» **Data to use**
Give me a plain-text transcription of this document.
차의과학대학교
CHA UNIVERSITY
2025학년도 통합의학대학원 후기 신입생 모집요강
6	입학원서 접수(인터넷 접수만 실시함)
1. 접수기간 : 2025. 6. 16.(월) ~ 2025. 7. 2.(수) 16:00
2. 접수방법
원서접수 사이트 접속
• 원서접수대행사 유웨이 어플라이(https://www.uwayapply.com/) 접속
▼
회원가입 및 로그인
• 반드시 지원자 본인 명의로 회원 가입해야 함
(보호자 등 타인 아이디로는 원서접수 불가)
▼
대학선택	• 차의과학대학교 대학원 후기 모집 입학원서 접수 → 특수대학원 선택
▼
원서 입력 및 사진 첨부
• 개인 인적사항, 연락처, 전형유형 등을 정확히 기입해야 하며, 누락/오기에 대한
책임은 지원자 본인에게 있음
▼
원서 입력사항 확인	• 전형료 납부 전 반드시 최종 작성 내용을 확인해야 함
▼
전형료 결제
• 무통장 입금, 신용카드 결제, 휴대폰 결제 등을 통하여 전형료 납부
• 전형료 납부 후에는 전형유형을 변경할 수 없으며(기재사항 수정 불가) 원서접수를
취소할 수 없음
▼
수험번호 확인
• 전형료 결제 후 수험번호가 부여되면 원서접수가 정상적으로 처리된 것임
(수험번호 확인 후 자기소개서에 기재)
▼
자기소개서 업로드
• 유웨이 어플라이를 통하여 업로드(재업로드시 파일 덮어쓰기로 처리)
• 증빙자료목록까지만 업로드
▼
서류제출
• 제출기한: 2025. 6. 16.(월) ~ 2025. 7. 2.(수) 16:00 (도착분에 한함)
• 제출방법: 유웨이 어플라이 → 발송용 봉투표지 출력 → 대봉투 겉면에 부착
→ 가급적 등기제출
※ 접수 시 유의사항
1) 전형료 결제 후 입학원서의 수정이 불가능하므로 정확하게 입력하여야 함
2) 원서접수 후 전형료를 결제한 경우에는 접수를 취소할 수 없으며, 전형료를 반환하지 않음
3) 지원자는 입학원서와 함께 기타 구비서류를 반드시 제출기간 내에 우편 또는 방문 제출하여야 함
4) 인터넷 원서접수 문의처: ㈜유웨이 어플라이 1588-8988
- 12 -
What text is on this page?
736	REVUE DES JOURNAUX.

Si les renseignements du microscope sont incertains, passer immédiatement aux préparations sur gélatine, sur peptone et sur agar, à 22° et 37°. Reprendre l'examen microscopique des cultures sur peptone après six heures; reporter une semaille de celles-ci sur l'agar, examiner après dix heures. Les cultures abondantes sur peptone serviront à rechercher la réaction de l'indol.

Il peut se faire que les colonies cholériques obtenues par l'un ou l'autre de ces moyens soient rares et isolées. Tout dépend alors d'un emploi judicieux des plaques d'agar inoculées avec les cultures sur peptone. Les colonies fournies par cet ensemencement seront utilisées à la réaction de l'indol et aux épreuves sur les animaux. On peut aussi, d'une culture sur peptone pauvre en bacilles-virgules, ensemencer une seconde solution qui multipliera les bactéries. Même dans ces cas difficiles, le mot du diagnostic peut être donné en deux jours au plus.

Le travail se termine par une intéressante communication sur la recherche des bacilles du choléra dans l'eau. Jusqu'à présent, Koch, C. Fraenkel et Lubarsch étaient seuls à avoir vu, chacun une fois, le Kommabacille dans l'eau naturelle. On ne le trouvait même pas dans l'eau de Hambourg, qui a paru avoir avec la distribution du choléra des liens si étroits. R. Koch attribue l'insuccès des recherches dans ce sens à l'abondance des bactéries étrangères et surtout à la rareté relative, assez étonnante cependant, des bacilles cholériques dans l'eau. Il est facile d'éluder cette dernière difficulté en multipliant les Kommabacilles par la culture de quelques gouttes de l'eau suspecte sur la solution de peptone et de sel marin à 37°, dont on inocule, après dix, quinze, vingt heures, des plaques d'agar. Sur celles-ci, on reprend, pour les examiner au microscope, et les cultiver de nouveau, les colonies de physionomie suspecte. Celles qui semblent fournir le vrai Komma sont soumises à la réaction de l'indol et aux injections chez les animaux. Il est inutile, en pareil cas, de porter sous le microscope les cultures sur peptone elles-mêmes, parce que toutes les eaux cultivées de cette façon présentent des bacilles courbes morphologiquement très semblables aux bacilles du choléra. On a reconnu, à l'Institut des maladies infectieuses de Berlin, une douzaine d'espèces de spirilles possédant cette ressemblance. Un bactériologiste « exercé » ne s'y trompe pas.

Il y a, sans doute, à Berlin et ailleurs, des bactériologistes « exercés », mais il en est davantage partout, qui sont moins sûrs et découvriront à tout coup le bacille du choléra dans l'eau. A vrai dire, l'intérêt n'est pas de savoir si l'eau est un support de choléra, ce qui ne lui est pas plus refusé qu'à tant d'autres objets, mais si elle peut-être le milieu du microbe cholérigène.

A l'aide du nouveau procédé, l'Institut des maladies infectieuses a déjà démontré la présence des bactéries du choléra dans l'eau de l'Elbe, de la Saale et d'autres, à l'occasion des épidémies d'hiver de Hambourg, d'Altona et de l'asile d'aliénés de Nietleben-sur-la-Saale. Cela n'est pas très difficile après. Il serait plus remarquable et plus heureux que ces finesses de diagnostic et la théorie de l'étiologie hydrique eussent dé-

» **Task to carry out**
Copy out the data shown above without altering anything.

» **Solution to this task**
Give me a plain-text transcription of this document.
차의과학대학교
CHA UNIVERSITY
2025학년도 통합의학대학원 후기 신입생 모집요강
6	입학원서 접수(인터넷 접수만 실시함)
1. 접수기간 : 2025. 6. 16.(월) ~ 2025. 7. 2.(수) 16:00
2. 접수방법
원서접수 사이트 접속
• 원서접수대행사 유웨이 어플라이(https://www.uwayapply.com/) 접속
▼
회원가입 및 로그인
• 반드시 지원자 본인 명의로 회원 가입해야 함
(보호자 등 타인 아이디로는 원서접수 불가)
▼
대학선택	• 차의과학대학교 대학원 후기 모집 입학원서 접수 → 특수대학원 선택
▼
원서 입력 및 사진 첨부
• 개인 인적사항, 연락처, 전형유형 등을 정확히 기입해야 하며, 누락/오기에 대한
책임은 지원자 본인에게 있음
▼
원서 입력사항 확인	• 전형료 납부 전 반드시 최종 작성 내용을 확인해야 함
▼
전형료 결제
• 무통장 입금, 신용카드 결제, 휴대폰 결제 등을 통하여 전형료 납부
• 전형료 납부 후에는 전형유형을 변경할 수 없으며(기재사항 수정 불가) 원서접수를
취소할 수 없음
▼
수험번호 확인
• 전형료 결제 후 수험번호가 부여되면 원서접수가 정상적으로 처리된 것임
(수험번호 확인 후 자기소개서에 기재)
▼
자기소개서 업로드
• 유웨이 어플라이를 통하여 업로드(재업로드시 파일 덮어쓰기로 처리)
• 증빙자료목록까지만 업로드
▼
서류제출
• 제출기한: 2025. 6. 16.(월) ~ 2025. 7. 2.(수) 16:00 (도착분에 한함)
• 제출방법: 유웨이 어플라이 → 발송용 봉투표지 출력 → 대봉투 겉면에 부착
→ 가급적 등기제출
※ 접수 시 유의사항
1) 전형료 결제 후 입학원서의 수정이 불가능하므로 정확하게 입력하여야 함
2) 원서접수 후 전형료를 결제한 경우에는 접수를 취소할 수 없으며, 전형료를 반환하지 않음
3) 지원자는 입학원서와 함께 기타 구비서류를 반드시 제출기간 내에 우편 또는 방문 제출하여야 함
4) 인터넷 원서접수 문의처: ㈜유웨이 어플라이 1588-8988
- 12 -
What text is on this page?
736	REVUE DES JOURNAUX.

Si les renseignements du microscope sont incertains, passer immédiatement aux préparations sur gélatine, sur peptone et sur agar, à 22° et 37°. Reprendre l'examen microscopique des cultures sur peptone après six heures; reporter une semaille de celles-ci sur l'agar, examiner après dix heures. Les cultures abondantes sur peptone serviront à rechercher la réaction de l'indol.

Il peut se faire que les colonies cholériques obtenues par l'un ou l'autre de ces moyens soient rares et isolées. Tout dépend alors d'un emploi judicieux des plaques d'agar inoculées avec les cultures sur peptone. Les colonies fournies par cet ensemencement seront utilisées à la réaction de l'indol et aux épreuves sur les animaux. On peut aussi, d'une culture sur peptone pauvre en bacilles-virgules, ensemencer une seconde solution qui multipliera les bactéries. Même dans ces cas difficiles, le mot du diagnostic peut être donné en deux jours au plus.

Le travail se termine par une intéressante communication sur la recherche des bacilles du choléra dans l'eau. Jusqu'à présent, Koch, C. Fraenkel et Lubarsch étaient seuls à avoir vu, chacun une fois, le Kommabacille dans l'eau naturelle. On ne le trouvait même pas dans l'eau de Hambourg, qui a paru avoir avec la distribution du choléra des liens si étroits. R. Koch attribue l'insuccès des recherches dans ce sens à l'abondance des bactéries étrangères et surtout à la rareté relative, assez étonnante cependant, des bacilles cholériques dans l'eau. Il est facile d'éluder cette dernière difficulté en multipliant les Kommabacilles par la culture de quelques gouttes de l'eau suspecte sur la solution de peptone et de sel marin à 37°, dont on inocule, après dix, quinze, vingt heures, des plaques d'agar. Sur celles-ci, on reprend, pour les examiner au microscope, et les cultiver de nouveau, les colonies de physionomie suspecte. Celles qui semblent fournir le vrai Komma sont soumises à la réaction de l'indol et aux injections chez les animaux. Il est inutile, en pareil cas, de porter sous le microscope les cultures sur peptone elles-mêmes, parce que toutes les eaux cultivées de cette façon présentent des bacilles courbes morphologiquement très semblables aux bacilles du choléra. On a reconnu, à l'Institut des maladies infectieuses de Berlin, une douzaine d'espèces de spirilles possédant cette ressemblance. Un bactériologiste « exercé » ne s'y trompe pas.

Il y a, sans doute, à Berlin et ailleurs, des bactériologistes « exercés », mais il en est davantage partout, qui sont moins sûrs et découvriront à tout coup le bacille du choléra dans l'eau. A vrai dire, l'intérêt n'est pas de savoir si l'eau est un support de choléra, ce qui ne lui est pas plus refusé qu'à tant d'autres objets, mais si elle peut-être le milieu du microbe cholérigène.

A l'aide du nouveau procédé, l'Institut des maladies infectieuses a déjà démontré la présence des bactéries du choléra dans l'eau de l'Elbe, de la Saale et d'autres, à l'occasion des épidémies d'hiver de Hambourg, d'Altona et de l'asile d'aliénés de Nietleben-sur-la-Saale. Cela n'est pas très difficile après. Il serait plus remarquable et plus heureux que ces finesses de diagnostic et la théorie de l'étiologie hydrique eussent dé-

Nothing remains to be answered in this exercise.